BEGIN MATERIAL PROVIDED
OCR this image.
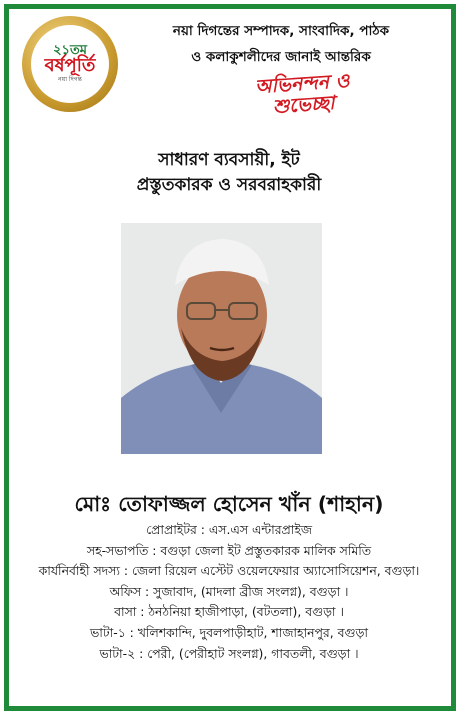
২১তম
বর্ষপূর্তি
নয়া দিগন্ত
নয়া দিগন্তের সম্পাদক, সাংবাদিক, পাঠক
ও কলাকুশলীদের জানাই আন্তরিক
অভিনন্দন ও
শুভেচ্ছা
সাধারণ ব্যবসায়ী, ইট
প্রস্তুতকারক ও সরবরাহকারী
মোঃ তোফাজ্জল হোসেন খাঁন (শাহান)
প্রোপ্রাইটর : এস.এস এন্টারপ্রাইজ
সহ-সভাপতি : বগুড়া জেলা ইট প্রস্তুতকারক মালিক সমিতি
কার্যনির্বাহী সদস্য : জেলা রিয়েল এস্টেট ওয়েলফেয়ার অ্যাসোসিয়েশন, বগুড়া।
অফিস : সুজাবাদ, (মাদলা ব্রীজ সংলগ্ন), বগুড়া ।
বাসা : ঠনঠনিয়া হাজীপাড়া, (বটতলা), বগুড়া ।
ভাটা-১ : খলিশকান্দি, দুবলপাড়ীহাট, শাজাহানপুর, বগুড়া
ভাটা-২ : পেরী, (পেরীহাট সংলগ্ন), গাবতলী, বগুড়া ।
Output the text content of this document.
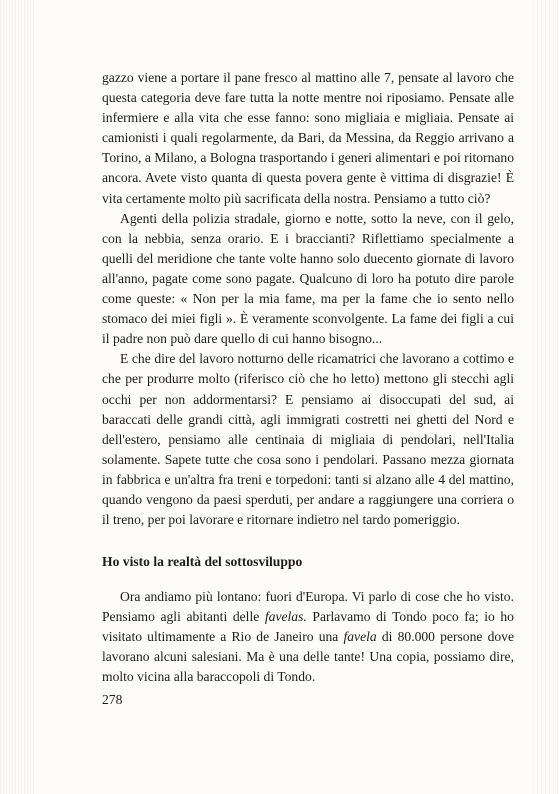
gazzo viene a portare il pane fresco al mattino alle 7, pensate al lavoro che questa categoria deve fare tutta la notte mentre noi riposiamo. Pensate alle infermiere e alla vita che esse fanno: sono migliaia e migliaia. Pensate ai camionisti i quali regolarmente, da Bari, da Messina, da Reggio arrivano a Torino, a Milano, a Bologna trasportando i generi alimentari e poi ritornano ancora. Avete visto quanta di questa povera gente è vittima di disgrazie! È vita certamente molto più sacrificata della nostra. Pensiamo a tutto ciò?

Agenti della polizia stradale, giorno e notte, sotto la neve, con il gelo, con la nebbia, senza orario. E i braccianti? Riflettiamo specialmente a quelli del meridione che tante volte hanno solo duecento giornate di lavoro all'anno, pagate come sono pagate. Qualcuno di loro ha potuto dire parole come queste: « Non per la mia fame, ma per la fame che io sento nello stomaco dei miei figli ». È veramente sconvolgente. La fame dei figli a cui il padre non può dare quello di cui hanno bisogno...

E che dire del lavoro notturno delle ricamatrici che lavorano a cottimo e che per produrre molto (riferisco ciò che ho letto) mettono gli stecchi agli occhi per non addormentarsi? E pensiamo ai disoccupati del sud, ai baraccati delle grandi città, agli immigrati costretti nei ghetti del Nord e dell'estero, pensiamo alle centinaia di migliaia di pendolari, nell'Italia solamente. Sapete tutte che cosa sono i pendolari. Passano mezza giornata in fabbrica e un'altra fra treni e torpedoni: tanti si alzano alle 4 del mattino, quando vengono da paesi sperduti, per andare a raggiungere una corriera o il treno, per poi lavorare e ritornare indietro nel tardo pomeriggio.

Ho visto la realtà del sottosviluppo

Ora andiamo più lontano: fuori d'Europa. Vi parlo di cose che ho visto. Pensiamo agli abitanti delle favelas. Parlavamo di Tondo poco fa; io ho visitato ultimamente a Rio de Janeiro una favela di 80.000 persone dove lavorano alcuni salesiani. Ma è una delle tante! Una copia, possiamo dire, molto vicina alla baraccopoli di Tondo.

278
END MATERIAL PROVIDED
BEGIN MATERIAL PROVIDED
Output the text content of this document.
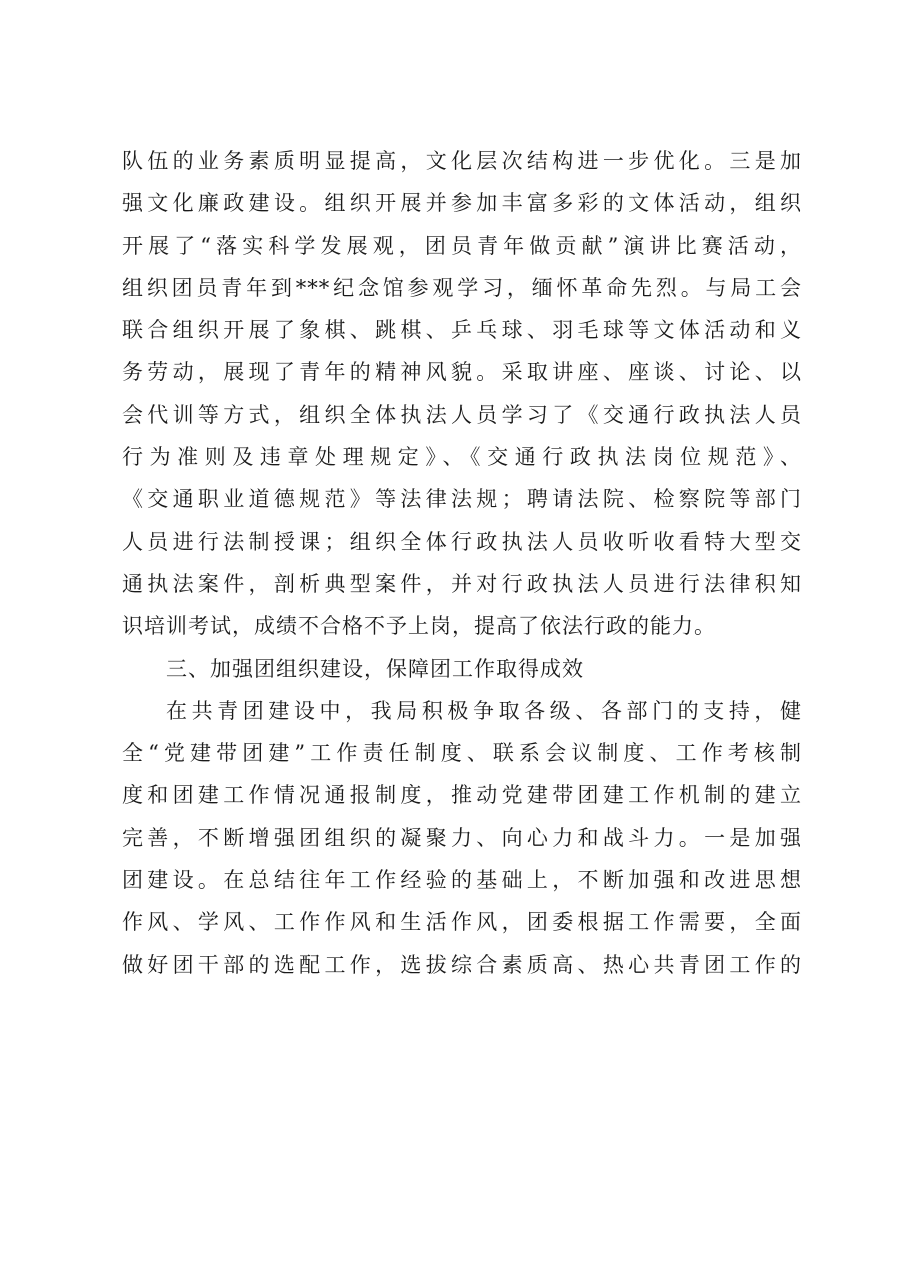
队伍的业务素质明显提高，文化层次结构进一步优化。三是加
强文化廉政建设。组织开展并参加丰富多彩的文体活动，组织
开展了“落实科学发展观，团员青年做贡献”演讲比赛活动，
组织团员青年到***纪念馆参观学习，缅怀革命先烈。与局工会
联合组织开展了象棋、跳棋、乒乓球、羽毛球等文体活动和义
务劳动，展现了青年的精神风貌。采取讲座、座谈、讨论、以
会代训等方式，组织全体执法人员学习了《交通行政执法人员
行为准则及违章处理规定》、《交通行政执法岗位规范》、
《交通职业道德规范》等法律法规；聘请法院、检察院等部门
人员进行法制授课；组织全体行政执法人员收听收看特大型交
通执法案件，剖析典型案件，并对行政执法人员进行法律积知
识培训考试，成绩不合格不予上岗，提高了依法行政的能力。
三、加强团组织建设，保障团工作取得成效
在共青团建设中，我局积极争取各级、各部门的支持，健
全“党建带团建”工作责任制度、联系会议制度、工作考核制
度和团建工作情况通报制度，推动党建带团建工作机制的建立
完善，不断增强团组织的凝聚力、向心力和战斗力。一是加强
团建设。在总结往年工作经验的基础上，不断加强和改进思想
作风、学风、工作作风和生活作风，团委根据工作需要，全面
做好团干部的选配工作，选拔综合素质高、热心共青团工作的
END MATERIAL PROVIDED
## WORK TO BE COMPLETED
Reply with nothing except the number of lines in the listing above that include the string "alle".

## EXERCISE ANSWER
2